Written request →
Locate the line containing "Type out the text in this image." in the data below. Reproduce it and every following line up to the end, exactly as given.

Available data →
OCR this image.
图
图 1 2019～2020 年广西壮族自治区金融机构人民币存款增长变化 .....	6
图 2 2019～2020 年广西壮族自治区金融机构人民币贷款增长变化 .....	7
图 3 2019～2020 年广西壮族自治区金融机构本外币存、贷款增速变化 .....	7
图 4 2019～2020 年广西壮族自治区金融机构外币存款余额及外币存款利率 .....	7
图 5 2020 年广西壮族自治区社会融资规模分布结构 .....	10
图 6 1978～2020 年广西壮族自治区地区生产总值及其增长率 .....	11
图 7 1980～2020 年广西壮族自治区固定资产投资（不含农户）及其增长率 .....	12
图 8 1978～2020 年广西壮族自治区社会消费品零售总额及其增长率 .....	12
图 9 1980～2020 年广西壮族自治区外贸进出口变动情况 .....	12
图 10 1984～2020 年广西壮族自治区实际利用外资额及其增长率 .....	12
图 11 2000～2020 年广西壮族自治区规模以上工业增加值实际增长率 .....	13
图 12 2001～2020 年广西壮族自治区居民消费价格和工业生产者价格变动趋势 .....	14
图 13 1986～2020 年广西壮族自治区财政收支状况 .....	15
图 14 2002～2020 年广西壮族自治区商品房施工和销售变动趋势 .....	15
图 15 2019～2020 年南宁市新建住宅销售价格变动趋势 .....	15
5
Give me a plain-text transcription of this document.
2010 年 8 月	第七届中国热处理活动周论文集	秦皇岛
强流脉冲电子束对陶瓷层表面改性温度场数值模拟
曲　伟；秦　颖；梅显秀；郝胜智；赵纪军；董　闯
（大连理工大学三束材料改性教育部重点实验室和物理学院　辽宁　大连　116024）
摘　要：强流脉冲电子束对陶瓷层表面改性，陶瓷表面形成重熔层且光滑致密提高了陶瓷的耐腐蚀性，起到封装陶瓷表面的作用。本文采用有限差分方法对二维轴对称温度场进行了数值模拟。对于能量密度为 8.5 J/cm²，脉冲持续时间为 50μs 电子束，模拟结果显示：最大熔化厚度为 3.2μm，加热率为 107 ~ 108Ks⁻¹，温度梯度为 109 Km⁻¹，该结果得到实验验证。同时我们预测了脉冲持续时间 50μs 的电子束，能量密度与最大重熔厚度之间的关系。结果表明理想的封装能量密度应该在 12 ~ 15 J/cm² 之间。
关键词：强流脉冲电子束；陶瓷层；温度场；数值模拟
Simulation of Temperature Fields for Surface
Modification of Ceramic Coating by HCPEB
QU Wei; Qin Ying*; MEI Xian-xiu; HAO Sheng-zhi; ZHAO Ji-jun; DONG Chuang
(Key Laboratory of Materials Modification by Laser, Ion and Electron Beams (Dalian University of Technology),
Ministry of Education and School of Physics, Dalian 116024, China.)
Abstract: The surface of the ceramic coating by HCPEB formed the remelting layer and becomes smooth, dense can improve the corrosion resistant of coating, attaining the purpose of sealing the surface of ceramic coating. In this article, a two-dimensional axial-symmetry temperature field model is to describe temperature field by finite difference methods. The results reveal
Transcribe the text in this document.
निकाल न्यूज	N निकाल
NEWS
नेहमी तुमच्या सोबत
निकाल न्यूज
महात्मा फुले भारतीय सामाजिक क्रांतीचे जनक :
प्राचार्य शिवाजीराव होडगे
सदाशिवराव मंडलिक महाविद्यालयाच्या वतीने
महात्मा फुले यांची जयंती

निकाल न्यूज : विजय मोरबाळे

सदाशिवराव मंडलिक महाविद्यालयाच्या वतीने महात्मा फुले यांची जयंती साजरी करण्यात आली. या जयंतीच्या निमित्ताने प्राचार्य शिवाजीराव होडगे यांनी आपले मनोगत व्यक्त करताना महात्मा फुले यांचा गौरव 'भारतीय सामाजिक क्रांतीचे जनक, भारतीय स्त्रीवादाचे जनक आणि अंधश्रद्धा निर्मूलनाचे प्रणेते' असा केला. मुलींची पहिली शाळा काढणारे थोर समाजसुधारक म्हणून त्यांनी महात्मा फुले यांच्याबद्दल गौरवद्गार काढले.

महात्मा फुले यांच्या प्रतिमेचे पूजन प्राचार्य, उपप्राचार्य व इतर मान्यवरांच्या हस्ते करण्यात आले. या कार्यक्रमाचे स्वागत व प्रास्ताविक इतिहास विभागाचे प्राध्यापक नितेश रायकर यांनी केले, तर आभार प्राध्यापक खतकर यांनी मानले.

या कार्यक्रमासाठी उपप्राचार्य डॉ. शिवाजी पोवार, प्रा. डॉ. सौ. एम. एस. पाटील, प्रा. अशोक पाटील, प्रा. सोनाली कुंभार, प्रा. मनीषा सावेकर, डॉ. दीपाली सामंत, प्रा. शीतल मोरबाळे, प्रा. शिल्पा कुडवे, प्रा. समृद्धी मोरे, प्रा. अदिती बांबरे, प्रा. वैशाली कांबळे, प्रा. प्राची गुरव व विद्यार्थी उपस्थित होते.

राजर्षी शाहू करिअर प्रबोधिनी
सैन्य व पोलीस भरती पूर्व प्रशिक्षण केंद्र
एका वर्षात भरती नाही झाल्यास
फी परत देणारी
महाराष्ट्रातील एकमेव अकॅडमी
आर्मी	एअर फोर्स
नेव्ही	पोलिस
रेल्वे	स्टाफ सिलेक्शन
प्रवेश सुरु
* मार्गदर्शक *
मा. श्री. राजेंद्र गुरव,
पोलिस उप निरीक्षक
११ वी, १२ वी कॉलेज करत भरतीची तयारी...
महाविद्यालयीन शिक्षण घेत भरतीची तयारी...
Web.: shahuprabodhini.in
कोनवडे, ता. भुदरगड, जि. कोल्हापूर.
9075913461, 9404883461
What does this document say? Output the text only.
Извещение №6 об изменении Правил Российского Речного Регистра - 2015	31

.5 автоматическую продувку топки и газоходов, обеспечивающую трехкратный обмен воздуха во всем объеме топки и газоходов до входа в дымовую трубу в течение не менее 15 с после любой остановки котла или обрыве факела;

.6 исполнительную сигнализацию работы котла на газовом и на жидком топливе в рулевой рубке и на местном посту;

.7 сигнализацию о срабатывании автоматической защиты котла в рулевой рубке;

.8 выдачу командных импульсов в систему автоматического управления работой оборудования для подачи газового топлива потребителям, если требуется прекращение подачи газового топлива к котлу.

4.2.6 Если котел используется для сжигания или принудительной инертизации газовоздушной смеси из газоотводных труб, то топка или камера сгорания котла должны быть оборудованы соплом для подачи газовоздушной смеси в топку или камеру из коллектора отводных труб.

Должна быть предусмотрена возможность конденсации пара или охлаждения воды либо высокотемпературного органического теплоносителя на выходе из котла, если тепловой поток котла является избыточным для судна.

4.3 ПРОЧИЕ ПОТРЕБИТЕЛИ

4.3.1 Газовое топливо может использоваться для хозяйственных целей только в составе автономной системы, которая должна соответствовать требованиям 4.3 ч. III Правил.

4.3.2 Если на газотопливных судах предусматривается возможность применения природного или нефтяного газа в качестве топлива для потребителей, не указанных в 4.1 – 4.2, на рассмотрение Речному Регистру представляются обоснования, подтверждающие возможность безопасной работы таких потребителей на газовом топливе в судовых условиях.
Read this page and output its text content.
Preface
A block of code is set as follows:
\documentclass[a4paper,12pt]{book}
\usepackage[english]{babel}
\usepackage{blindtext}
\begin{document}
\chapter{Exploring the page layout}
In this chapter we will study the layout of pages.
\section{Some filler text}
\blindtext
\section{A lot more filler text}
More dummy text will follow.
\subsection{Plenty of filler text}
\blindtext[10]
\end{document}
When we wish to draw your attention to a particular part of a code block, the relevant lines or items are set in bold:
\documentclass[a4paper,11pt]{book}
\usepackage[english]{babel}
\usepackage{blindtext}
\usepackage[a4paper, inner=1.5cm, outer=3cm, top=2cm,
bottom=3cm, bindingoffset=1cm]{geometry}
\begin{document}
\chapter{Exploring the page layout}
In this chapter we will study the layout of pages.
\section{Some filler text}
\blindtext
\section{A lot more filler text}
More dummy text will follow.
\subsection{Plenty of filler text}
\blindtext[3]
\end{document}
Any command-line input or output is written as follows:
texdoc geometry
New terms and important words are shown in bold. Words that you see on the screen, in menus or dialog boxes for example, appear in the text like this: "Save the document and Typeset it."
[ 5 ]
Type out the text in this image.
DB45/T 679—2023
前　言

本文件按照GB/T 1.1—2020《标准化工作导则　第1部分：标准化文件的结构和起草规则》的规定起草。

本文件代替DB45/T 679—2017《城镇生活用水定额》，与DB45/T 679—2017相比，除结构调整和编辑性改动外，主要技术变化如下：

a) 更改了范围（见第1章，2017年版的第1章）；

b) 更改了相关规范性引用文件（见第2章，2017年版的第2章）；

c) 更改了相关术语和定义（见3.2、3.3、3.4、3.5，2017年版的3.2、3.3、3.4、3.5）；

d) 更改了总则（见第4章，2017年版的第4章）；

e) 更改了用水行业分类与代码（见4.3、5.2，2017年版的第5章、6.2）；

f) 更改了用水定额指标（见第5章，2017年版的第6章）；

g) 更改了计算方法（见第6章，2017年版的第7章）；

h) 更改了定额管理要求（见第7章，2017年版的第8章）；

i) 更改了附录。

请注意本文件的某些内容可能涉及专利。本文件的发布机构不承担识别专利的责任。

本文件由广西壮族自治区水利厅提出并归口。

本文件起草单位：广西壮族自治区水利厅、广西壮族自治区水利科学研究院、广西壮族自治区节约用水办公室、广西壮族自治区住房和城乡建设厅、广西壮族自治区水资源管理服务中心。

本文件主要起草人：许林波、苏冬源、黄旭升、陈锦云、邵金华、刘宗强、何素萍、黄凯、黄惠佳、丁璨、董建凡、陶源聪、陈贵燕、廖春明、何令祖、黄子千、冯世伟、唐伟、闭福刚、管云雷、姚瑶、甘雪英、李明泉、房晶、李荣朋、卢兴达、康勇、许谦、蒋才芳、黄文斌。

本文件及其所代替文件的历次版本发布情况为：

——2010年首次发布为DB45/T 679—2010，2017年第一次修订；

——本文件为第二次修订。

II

Solution to this task →
Type out the text in this image.
DB45/T 679—2023
前　言

本文件按照GB/T 1.1—2020《标准化工作导则　第1部分：标准化文件的结构和起草规则》的规定起草。

本文件代替DB45/T 679—2017《城镇生活用水定额》，与DB45/T 679—2017相比，除结构调整和编辑性改动外，主要技术变化如下：

a) 更改了范围（见第1章，2017年版的第1章）；

b) 更改了相关规范性引用文件（见第2章，2017年版的第2章）；

c) 更改了相关术语和定义（见3.2、3.3、3.4、3.5，2017年版的3.2、3.3、3.4、3.5）；

d) 更改了总则（见第4章，2017年版的第4章）；

e) 更改了用水行业分类与代码（见4.3、5.2，2017年版的第5章、6.2）；

f) 更改了用水定额指标（见第5章，2017年版的第6章）；

g) 更改了计算方法（见第6章，2017年版的第7章）；

h) 更改了定额管理要求（见第7章，2017年版的第8章）；

i) 更改了附录。

请注意本文件的某些内容可能涉及专利。本文件的发布机构不承担识别专利的责任。

本文件由广西壮族自治区水利厅提出并归口。

本文件起草单位：广西壮族自治区水利厅、广西壮族自治区水利科学研究院、广西壮族自治区节约用水办公室、广西壮族自治区住房和城乡建设厅、广西壮族自治区水资源管理服务中心。

本文件主要起草人：许林波、苏冬源、黄旭升、陈锦云、邵金华、刘宗强、何素萍、黄凯、黄惠佳、丁璨、董建凡、陶源聪、陈贵燕、廖春明、何令祖、黄子千、冯世伟、唐伟、闭福刚、管云雷、姚瑶、甘雪英、李明泉、房晶、李荣朋、卢兴达、康勇、许谦、蒋才芳、黄文斌。

本文件及其所代替文件的历次版本发布情况为：

——2010年首次发布为DB45/T 679—2010，2017年第一次修订；

——本文件为第二次修订。

II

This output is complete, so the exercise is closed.